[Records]
★ ★ ★ ★
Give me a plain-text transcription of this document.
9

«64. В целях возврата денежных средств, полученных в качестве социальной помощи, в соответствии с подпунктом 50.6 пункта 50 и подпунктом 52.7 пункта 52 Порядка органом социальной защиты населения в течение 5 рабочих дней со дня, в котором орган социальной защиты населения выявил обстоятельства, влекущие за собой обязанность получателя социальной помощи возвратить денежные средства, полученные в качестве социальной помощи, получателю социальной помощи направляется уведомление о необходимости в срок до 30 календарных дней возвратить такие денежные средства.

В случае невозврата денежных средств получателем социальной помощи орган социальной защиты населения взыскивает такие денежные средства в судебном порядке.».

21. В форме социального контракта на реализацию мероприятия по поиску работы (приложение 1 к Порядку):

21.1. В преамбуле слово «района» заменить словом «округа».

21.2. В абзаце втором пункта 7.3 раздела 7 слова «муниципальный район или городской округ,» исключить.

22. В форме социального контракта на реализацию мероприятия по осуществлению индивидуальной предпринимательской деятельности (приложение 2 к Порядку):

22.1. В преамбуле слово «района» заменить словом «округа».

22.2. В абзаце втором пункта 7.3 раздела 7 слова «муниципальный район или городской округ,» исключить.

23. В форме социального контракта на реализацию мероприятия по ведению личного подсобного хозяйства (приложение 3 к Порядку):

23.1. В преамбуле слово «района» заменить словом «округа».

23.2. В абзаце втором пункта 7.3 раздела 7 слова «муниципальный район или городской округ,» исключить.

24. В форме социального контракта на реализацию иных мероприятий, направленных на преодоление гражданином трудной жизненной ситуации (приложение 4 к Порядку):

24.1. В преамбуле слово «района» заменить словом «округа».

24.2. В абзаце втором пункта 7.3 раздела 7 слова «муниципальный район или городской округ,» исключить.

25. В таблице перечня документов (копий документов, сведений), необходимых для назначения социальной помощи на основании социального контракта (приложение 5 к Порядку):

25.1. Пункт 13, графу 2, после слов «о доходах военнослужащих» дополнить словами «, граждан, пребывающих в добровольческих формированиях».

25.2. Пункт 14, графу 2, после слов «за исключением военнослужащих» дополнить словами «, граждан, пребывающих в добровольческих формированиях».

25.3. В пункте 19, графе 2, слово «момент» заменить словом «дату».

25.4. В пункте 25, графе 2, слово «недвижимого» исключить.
★ ★ ★ ★
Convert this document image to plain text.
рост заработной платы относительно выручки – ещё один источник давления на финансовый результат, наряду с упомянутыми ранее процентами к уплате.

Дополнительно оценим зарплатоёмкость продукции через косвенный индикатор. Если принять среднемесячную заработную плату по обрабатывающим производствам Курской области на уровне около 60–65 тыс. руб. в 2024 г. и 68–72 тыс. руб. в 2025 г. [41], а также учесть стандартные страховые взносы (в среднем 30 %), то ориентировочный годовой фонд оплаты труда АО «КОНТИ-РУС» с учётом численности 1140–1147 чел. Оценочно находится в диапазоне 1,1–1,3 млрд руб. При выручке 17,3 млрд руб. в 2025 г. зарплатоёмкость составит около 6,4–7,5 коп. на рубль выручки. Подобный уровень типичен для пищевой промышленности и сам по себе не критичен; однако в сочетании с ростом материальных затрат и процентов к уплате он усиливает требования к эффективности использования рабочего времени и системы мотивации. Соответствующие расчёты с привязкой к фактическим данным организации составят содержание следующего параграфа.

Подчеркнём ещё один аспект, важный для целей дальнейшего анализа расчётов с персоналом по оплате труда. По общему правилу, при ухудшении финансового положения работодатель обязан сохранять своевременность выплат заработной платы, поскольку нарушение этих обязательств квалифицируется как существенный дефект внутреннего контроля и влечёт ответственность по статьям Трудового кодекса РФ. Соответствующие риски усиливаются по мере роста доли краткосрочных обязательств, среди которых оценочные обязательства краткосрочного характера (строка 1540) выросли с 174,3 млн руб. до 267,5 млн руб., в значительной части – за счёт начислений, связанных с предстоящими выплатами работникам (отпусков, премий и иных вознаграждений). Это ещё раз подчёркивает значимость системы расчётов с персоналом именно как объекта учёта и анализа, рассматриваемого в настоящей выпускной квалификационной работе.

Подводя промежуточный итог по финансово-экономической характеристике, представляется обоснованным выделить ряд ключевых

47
★ ★ ★ ★
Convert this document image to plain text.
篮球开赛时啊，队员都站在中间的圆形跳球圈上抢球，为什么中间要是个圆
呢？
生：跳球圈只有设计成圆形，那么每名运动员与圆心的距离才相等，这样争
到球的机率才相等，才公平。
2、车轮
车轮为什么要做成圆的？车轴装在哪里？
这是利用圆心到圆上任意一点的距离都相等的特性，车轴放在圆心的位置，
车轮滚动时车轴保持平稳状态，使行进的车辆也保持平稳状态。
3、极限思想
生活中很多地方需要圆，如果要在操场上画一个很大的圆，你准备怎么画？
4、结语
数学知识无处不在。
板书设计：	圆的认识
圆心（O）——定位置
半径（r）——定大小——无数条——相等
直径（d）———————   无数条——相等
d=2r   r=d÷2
★ ★ ★ ★
▸ **THE PROBLEM**
Return every line above in which the string "после" occurs.

▸ **SOLUTION TO THIS TASK**
25.1. Пункт 13, графу 2, после слов «о доходах военнослужащих» дополнить словами «, граждан, пребывающих в добровольческих формированиях».
25.2. Пункт 14, графу 2, после слов «за исключением военнослужащих» дополнить словами «, граждан, пребывающих в добровольческих формированиях».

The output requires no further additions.